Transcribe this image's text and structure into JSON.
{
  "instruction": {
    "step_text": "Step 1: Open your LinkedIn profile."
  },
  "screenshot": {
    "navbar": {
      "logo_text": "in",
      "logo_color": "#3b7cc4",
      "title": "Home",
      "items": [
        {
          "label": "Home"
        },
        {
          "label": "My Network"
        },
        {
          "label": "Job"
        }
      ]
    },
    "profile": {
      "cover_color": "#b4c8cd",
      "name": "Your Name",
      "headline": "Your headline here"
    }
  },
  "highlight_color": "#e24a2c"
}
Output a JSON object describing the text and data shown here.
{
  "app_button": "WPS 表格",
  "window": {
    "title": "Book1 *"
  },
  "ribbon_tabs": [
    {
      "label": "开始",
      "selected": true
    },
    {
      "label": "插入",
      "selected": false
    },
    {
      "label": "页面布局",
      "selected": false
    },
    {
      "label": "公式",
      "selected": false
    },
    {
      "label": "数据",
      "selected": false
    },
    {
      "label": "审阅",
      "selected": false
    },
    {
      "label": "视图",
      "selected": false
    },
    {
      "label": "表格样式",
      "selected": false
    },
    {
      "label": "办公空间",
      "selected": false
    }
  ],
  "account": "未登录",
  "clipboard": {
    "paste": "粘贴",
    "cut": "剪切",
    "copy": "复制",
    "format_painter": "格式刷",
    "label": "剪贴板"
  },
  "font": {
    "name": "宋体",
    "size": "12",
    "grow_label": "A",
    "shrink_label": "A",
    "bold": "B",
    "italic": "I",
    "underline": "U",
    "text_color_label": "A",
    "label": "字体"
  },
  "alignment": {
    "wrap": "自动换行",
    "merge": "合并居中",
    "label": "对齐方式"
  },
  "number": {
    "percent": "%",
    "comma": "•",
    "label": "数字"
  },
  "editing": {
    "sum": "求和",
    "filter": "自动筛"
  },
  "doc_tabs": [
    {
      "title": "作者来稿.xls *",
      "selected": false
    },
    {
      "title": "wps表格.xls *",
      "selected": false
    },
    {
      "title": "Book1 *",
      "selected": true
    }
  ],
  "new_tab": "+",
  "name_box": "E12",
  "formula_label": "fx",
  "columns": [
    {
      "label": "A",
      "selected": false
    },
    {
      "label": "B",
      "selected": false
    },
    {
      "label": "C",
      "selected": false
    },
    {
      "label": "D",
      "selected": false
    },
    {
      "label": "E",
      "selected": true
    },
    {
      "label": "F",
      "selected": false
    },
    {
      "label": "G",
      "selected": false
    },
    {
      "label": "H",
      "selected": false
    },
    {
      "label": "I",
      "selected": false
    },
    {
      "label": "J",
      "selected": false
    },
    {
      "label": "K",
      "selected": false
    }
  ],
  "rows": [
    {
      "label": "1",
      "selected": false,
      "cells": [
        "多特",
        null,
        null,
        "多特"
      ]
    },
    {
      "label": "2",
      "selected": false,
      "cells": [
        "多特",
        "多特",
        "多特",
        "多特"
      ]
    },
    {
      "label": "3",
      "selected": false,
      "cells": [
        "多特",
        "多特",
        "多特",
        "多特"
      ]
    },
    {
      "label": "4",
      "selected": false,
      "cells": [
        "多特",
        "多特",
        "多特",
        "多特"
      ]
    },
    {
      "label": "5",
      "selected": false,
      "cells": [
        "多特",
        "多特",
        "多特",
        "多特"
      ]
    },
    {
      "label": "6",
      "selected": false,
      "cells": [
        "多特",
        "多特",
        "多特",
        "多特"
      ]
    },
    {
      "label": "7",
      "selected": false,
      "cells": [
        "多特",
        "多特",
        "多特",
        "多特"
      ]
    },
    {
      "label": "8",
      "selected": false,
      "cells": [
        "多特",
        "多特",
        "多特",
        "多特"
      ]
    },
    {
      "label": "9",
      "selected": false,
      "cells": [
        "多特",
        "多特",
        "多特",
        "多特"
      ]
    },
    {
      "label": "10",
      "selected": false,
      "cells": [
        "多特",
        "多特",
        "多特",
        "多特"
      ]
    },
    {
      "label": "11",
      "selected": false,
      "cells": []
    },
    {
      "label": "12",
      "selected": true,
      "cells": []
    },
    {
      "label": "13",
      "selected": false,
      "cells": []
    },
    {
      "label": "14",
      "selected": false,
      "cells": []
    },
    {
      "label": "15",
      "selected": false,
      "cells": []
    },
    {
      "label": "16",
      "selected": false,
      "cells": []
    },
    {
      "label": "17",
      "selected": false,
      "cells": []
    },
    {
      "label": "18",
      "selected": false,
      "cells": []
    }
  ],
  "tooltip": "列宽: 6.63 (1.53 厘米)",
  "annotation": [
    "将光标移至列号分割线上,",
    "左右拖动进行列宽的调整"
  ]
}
::::
TASK BRIEF: In the records, locate each line holding the string "here" and copy it.

ANSWER FOR THIS EXERCISE:
      "headline": "Your headline here"
Output a JSON object describing the text and data shown here.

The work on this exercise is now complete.